• _Aim_: Copy the data that follows exactly. Include no pictures.
__________________________________________________
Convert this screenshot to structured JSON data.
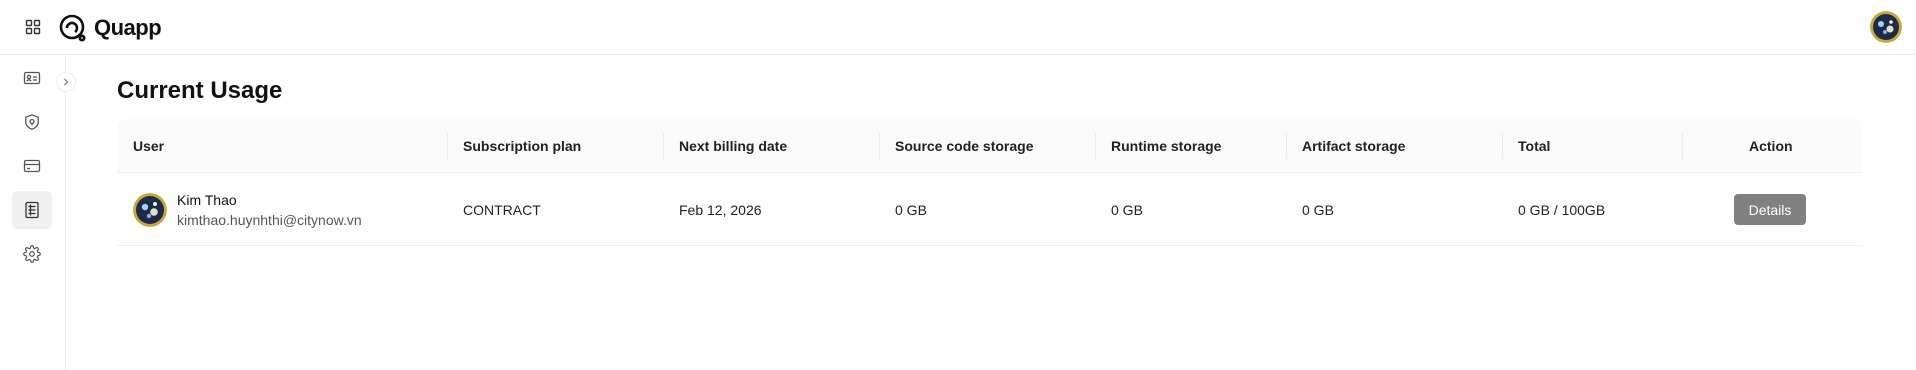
{
  "app": {
    "name": "Quapp"
  },
  "header": {
    "apps_icon": "grid-icon",
    "avatar_icon": "user-avatar"
  },
  "sidebar": {
    "items": [
      {
        "icon": "id-card-icon",
        "active": false
      },
      {
        "icon": "shield-icon",
        "active": false
      },
      {
        "icon": "credit-card-icon",
        "active": false
      },
      {
        "icon": "usage-list-icon",
        "active": true
      },
      {
        "icon": "gear-icon",
        "active": false
      }
    ],
    "collapse_icon": "chevron-right-icon"
  },
  "page": {
    "title": "Current Usage"
  },
  "table": {
    "columns": {
      "user": "User",
      "plan": "Subscription plan",
      "billing": "Next billing date",
      "source": "Source code storage",
      "runtime": "Runtime storage",
      "artifact": "Artifact storage",
      "total": "Total",
      "action": "Action"
    },
    "rows": [
      {
        "name": "Kim Thao",
        "email": "kimthao.huynhthi@citynow.vn",
        "plan": "CONTRACT",
        "billing": "Feb 12, 2026",
        "source": "0 GB",
        "runtime": "0 GB",
        "artifact": "0 GB",
        "total": "0 GB / 100GB",
        "action": "Details"
      }
    ]
  },
  "colors": {
    "accent_button": "#808080",
    "header_bg": "#fafafa",
    "active_nav": "#f0f0f0"
  }
}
__________________________________________________
• _Expected output_:
Convert this screenshot to structured JSON data.
{
  "app": {
    "name": "Quapp"
  },
  "header": {
    "apps_icon": "grid-icon",
    "avatar_icon": "user-avatar"
  },
  "sidebar": {
    "items": [
      {
        "icon": "id-card-icon",
        "active": false
      },
      {
        "icon": "shield-icon",
        "active": false
      },
      {
        "icon": "credit-card-icon",
        "active": false
      },
      {
        "icon": "usage-list-icon",
        "active": true
      },
      {
        "icon": "gear-icon",
        "active": false
      }
    ],
    "collapse_icon": "chevron-right-icon"
  },
  "page": {
    "title": "Current Usage"
  },
  "table": {
    "columns": {
      "user": "User",
      "plan": "Subscription plan",
      "billing": "Next billing date",
      "source": "Source code storage",
      "runtime": "Runtime storage",
      "artifact": "Artifact storage",
      "total": "Total",
      "action": "Action"
    },
    "rows": [
      {
        "name": "Kim Thao",
        "email": "kimthao.huynhthi@citynow.vn",
        "plan": "CONTRACT",
        "billing": "Feb 12, 2026",
        "source": "0 GB",
        "runtime": "0 GB",
        "artifact": "0 GB",
        "total": "0 GB / 100GB",
        "action": "Details"
      }
    ]
  },
  "colors": {
    "accent_button": "#808080",
    "header_bg": "#fafafa",
    "active_nav": "#f0f0f0"
  }
}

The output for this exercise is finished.